┏━━

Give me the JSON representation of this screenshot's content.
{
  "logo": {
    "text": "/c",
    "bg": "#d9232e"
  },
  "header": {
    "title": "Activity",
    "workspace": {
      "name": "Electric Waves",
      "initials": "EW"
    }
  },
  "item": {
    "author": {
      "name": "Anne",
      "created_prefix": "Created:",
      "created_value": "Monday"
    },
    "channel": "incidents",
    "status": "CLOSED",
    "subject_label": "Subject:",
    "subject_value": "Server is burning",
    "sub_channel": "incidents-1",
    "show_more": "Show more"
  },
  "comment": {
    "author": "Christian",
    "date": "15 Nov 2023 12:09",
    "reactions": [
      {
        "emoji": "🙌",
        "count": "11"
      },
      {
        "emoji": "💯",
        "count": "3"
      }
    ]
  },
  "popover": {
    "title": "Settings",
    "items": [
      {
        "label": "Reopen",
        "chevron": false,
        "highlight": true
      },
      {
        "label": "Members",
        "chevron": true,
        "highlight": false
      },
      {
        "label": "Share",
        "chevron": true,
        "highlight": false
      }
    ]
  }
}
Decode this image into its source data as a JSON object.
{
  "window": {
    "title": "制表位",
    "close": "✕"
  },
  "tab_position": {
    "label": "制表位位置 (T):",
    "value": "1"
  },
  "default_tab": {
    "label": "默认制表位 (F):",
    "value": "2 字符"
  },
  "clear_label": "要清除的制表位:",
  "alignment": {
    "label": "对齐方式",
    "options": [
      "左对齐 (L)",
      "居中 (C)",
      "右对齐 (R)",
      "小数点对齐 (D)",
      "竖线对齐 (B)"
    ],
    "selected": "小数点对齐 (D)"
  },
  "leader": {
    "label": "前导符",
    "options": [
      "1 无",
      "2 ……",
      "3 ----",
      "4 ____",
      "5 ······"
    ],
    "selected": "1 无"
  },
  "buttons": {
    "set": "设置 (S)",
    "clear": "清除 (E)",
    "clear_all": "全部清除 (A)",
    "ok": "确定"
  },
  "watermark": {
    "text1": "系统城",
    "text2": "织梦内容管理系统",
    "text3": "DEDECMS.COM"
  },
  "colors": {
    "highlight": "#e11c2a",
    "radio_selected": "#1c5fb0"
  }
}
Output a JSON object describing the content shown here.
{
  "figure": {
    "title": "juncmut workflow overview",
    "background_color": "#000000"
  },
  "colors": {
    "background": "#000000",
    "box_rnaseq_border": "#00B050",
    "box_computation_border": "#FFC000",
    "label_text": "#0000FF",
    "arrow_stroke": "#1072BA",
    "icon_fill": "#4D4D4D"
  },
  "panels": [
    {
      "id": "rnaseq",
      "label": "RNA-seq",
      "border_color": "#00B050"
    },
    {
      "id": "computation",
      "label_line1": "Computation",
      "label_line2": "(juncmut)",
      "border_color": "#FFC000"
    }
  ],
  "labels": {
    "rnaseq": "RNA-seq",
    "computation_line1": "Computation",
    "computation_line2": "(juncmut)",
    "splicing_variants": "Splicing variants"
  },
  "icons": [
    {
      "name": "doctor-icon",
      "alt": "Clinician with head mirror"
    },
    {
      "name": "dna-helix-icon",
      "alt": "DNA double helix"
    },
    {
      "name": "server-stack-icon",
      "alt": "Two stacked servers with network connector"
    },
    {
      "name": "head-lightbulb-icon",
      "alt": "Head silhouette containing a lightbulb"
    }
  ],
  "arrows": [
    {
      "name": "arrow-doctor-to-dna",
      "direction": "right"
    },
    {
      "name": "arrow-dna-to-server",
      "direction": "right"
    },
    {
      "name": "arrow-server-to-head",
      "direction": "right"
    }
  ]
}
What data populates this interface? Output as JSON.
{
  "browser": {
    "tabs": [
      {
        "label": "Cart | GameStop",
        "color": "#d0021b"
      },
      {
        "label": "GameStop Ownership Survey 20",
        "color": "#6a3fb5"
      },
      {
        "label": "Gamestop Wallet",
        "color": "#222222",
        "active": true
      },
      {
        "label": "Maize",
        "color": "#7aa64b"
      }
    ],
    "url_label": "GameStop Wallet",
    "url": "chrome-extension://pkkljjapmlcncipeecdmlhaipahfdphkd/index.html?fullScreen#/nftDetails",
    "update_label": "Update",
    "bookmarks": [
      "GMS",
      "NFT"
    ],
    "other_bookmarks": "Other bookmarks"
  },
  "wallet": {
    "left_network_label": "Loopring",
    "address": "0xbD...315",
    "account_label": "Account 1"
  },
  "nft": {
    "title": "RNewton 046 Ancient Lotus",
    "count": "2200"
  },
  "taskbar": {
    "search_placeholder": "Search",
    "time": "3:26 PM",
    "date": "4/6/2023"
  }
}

┗━━

# Exercise brief
Give the complete listing a second time, exactly as it reads.

# Solution for this problem
Give me the JSON representation of this screenshot's content.
{
  "logo": {
    "text": "/c",
    "bg": "#d9232e"
  },
  "header": {
    "title": "Activity",
    "workspace": {
      "name": "Electric Waves",
      "initials": "EW"
    }
  },
  "item": {
    "author": {
      "name": "Anne",
      "created_prefix": "Created:",
      "created_value": "Monday"
    },
    "channel": "incidents",
    "status": "CLOSED",
    "subject_label": "Subject:",
    "subject_value": "Server is burning",
    "sub_channel": "incidents-1",
    "show_more": "Show more"
  },
  "comment": {
    "author": "Christian",
    "date": "15 Nov 2023 12:09",
    "reactions": [
      {
        "emoji": "🙌",
        "count": "11"
      },
      {
        "emoji": "💯",
        "count": "3"
      }
    ]
  },
  "popover": {
    "title": "Settings",
    "items": [
      {
        "label": "Reopen",
        "chevron": false,
        "highlight": true
      },
      {
        "label": "Members",
        "chevron": true,
        "highlight": false
      },
      {
        "label": "Share",
        "chevron": true,
        "highlight": false
      }
    ]
  }
}
Decode this image into its source data as a JSON object.
{
  "window": {
    "title": "制表位",
    "close": "✕"
  },
  "tab_position": {
    "label": "制表位位置 (T):",
    "value": "1"
  },
  "default_tab": {
    "label": "默认制表位 (F):",
    "value": "2 字符"
  },
  "clear_label": "要清除的制表位:",
  "alignment": {
    "label": "对齐方式",
    "options": [
      "左对齐 (L)",
      "居中 (C)",
      "右对齐 (R)",
      "小数点对齐 (D)",
      "竖线对齐 (B)"
    ],
    "selected": "小数点对齐 (D)"
  },
  "leader": {
    "label": "前导符",
    "options": [
      "1 无",
      "2 ……",
      "3 ----",
      "4 ____",
      "5 ······"
    ],
    "selected": "1 无"
  },
  "buttons": {
    "set": "设置 (S)",
    "clear": "清除 (E)",
    "clear_all": "全部清除 (A)",
    "ok": "确定"
  },
  "watermark": {
    "text1": "系统城",
    "text2": "织梦内容管理系统",
    "text3": "DEDECMS.COM"
  },
  "colors": {
    "highlight": "#e11c2a",
    "radio_selected": "#1c5fb0"
  }
}
Output a JSON object describing the content shown here.
{
  "figure": {
    "title": "juncmut workflow overview",
    "background_color": "#000000"
  },
  "colors": {
    "background": "#000000",
    "box_rnaseq_border": "#00B050",
    "box_computation_border": "#FFC000",
    "label_text": "#0000FF",
    "arrow_stroke": "#1072BA",
    "icon_fill": "#4D4D4D"
  },
  "panels": [
    {
      "id": "rnaseq",
      "label": "RNA-seq",
      "border_color": "#00B050"
    },
    {
      "id": "computation",
      "label_line1": "Computation",
      "label_line2": "(juncmut)",
      "border_color": "#FFC000"
    }
  ],
  "labels": {
    "rnaseq": "RNA-seq",
    "computation_line1": "Computation",
    "computation_line2": "(juncmut)",
    "splicing_variants": "Splicing variants"
  },
  "icons": [
    {
      "name": "doctor-icon",
      "alt": "Clinician with head mirror"
    },
    {
      "name": "dna-helix-icon",
      "alt": "DNA double helix"
    },
    {
      "name": "server-stack-icon",
      "alt": "Two stacked servers with network connector"
    },
    {
      "name": "head-lightbulb-icon",
      "alt": "Head silhouette containing a lightbulb"
    }
  ],
  "arrows": [
    {
      "name": "arrow-doctor-to-dna",
      "direction": "right"
    },
    {
      "name": "arrow-dna-to-server",
      "direction": "right"
    },
    {
      "name": "arrow-server-to-head",
      "direction": "right"
    }
  ]
}
What data populates this interface? Output as JSON.
{
  "browser": {
    "tabs": [
      {
        "label": "Cart | GameStop",
        "color": "#d0021b"
      },
      {
        "label": "GameStop Ownership Survey 20",
        "color": "#6a3fb5"
      },
      {
        "label": "Gamestop Wallet",
        "color": "#222222",
        "active": true
      },
      {
        "label": "Maize",
        "color": "#7aa64b"
      }
    ],
    "url_label": "GameStop Wallet",
    "url": "chrome-extension://pkkljjapmlcncipeecdmlhaipahfdphkd/index.html?fullScreen#/nftDetails",
    "update_label": "Update",
    "bookmarks": [
      "GMS",
      "NFT"
    ],
    "other_bookmarks": "Other bookmarks"
  },
  "wallet": {
    "left_network_label": "Loopring",
    "address": "0xbD...315",
    "account_label": "Account 1"
  },
  "nft": {
    "title": "RNewton 046 Ancient Lotus",
    "count": "2200"
  },
  "taskbar": {
    "search_placeholder": "Search",
    "time": "3:26 PM",
    "date": "4/6/2023"
  }
}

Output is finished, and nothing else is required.